**DATA LISTING:**
※

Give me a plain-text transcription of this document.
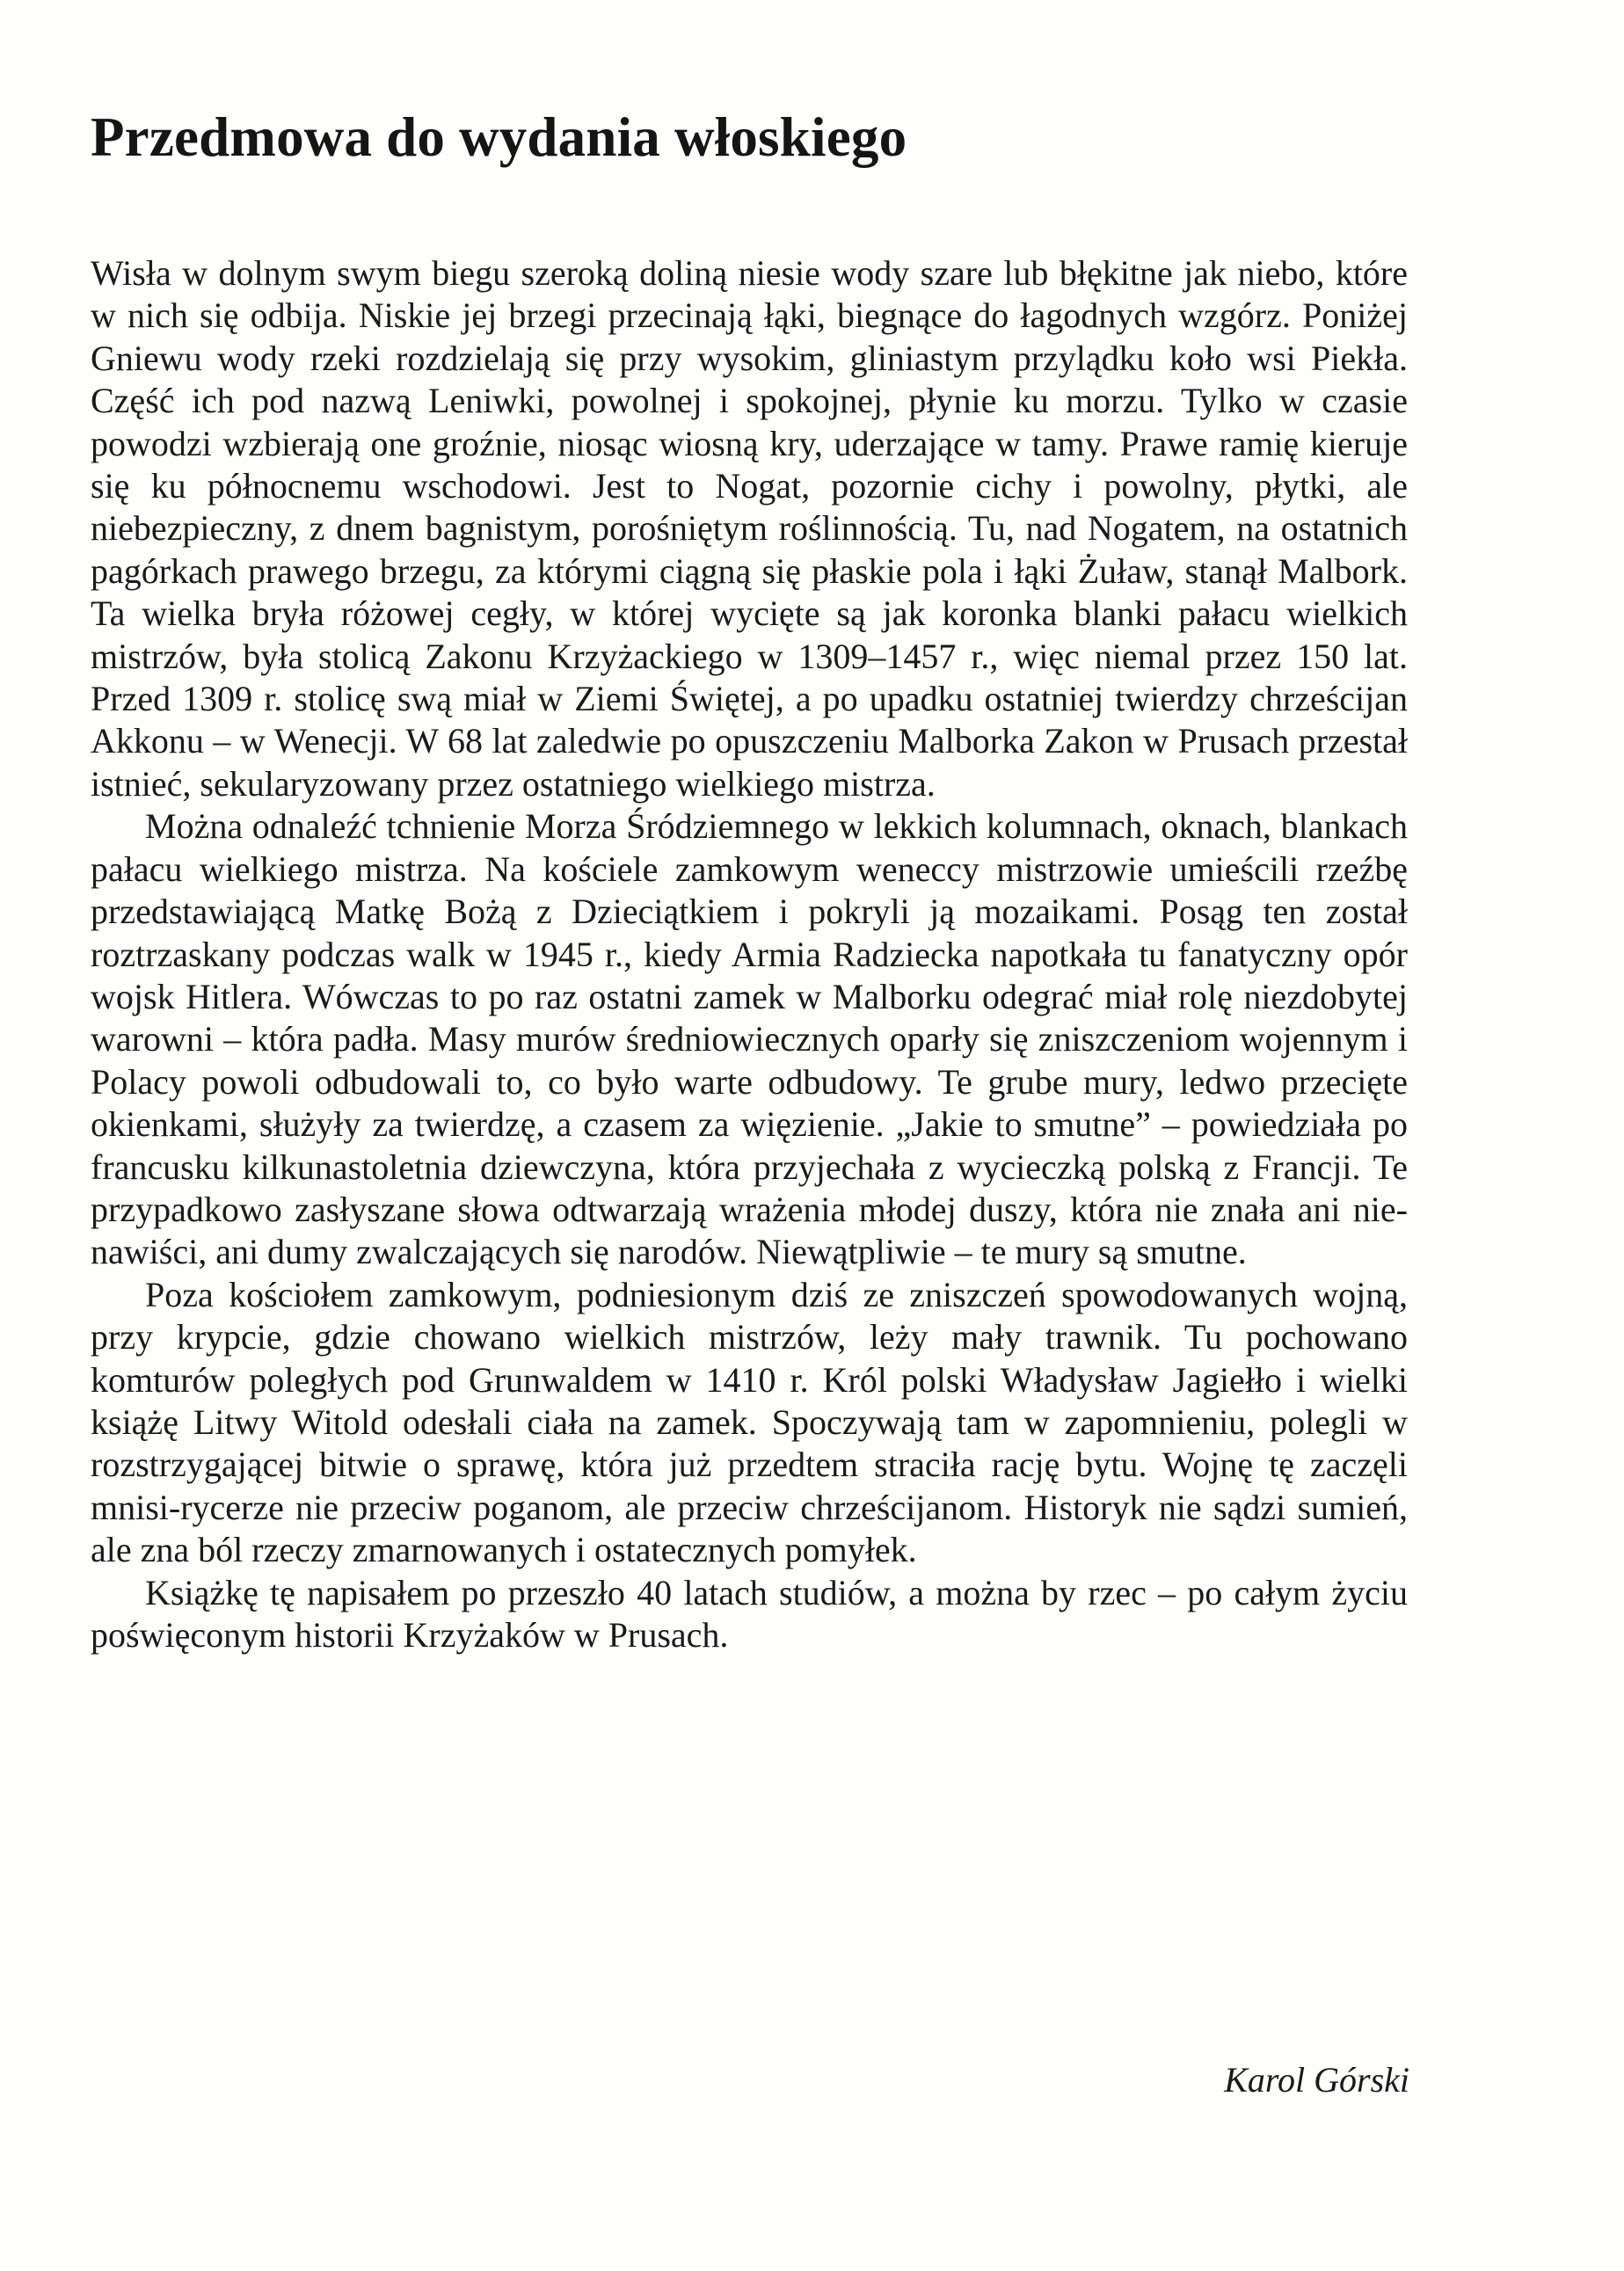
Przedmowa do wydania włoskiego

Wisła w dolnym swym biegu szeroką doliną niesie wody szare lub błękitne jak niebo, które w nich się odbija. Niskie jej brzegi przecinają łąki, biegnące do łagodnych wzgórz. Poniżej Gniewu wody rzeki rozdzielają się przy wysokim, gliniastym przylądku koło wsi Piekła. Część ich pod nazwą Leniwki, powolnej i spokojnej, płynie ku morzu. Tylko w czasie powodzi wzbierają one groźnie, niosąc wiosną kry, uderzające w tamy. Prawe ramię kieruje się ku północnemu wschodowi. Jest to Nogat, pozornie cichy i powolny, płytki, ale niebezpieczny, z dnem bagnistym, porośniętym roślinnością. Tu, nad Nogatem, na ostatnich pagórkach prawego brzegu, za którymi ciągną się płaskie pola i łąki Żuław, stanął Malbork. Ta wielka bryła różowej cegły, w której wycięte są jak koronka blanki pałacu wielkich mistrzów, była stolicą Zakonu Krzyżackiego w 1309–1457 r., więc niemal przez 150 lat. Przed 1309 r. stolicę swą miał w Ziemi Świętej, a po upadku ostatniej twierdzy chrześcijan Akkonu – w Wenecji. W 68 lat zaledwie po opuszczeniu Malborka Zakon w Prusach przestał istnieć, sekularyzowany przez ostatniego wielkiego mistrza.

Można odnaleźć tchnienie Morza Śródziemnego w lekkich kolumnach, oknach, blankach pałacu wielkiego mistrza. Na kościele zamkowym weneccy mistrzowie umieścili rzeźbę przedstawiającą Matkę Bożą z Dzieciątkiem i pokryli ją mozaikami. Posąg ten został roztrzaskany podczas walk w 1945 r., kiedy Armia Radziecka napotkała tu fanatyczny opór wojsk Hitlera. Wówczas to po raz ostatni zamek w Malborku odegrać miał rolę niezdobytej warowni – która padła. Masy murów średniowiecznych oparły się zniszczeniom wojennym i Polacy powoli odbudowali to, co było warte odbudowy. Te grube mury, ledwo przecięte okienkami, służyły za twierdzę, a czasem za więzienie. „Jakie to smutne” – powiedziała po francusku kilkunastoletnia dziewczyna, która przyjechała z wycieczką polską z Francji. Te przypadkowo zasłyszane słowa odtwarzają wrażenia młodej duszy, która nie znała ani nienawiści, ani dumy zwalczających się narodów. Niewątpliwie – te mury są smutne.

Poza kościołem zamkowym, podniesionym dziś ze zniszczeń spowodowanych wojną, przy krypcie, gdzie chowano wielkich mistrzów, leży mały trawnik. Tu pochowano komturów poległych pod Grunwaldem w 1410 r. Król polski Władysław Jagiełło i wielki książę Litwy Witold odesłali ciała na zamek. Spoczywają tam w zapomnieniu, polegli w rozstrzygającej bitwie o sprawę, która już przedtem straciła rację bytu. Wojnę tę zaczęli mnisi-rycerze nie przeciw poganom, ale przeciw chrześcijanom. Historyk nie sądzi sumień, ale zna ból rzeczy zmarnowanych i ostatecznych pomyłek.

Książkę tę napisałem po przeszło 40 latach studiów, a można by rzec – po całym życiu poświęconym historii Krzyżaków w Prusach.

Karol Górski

※

**REQUIRED WORK:**
Output all of the records exactly as they appear above, but not the pictures.

**PROBLEM SOLUTION:**
Give me a plain-text transcription of this document.
Przedmowa do wydania włoskiego

Wisła w dolnym swym biegu szeroką doliną niesie wody szare lub błękitne jak niebo, które w nich się odbija. Niskie jej brzegi przecinają łąki, biegnące do łagodnych wzgórz. Poniżej Gniewu wody rzeki rozdzielają się przy wysokim, gliniastym przylądku koło wsi Piekła. Część ich pod nazwą Leniwki, powolnej i spokojnej, płynie ku morzu. Tylko w czasie powodzi wzbierają one groźnie, niosąc wiosną kry, uderzające w tamy. Prawe ramię kieruje się ku północnemu wschodowi. Jest to Nogat, pozornie cichy i powolny, płytki, ale niebezpieczny, z dnem bagnistym, porośniętym roślinnością. Tu, nad Nogatem, na ostatnich pagórkach prawego brzegu, za którymi ciągną się płaskie pola i łąki Żuław, stanął Malbork. Ta wielka bryła różowej cegły, w której wycięte są jak koronka blanki pałacu wielkich mistrzów, była stolicą Zakonu Krzyżackiego w 1309–1457 r., więc niemal przez 150 lat. Przed 1309 r. stolicę swą miał w Ziemi Świętej, a po upadku ostatniej twierdzy chrześcijan Akkonu – w Wenecji. W 68 lat zaledwie po opuszczeniu Malborka Zakon w Prusach przestał istnieć, sekularyzowany przez ostatniego wielkiego mistrza.

Można odnaleźć tchnienie Morza Śródziemnego w lekkich kolumnach, oknach, blankach pałacu wielkiego mistrza. Na kościele zamkowym weneccy mistrzowie umieścili rzeźbę przedstawiającą Matkę Bożą z Dzieciątkiem i pokryli ją mozaikami. Posąg ten został roztrzaskany podczas walk w 1945 r., kiedy Armia Radziecka napotkała tu fanatyczny opór wojsk Hitlera. Wówczas to po raz ostatni zamek w Malborku odegrać miał rolę niezdobytej warowni – która padła. Masy murów średniowiecznych oparły się zniszczeniom wojennym i Polacy powoli odbudowali to, co było warte odbudowy. Te grube mury, ledwo przecięte okienkami, służyły za twierdzę, a czasem za więzienie. „Jakie to smutne” – powiedziała po francusku kilkunastoletnia dziewczyna, która przyjechała z wycieczką polską z Francji. Te przypadkowo zasłyszane słowa odtwarzają wrażenia młodej duszy, która nie znała ani nienawiści, ani dumy zwalczających się narodów. Niewątpliwie – te mury są smutne.

Poza kościołem zamkowym, podniesionym dziś ze zniszczeń spowodowanych wojną, przy krypcie, gdzie chowano wielkich mistrzów, leży mały trawnik. Tu pochowano komturów poległych pod Grunwaldem w 1410 r. Król polski Władysław Jagiełło i wielki książę Litwy Witold odesłali ciała na zamek. Spoczywają tam w zapomnieniu, polegli w rozstrzygającej bitwie o sprawę, która już przedtem straciła rację bytu. Wojnę tę zaczęli mnisi-rycerze nie przeciw poganom, ale przeciw chrześcijanom. Historyk nie sądzi sumień, ale zna ból rzeczy zmarnowanych i ostatecznych pomyłek.

Książkę tę napisałem po przeszło 40 latach studiów, a można by rzec – po całym życiu poświęconym historii Krzyżaków w Prusach.

Karol Górski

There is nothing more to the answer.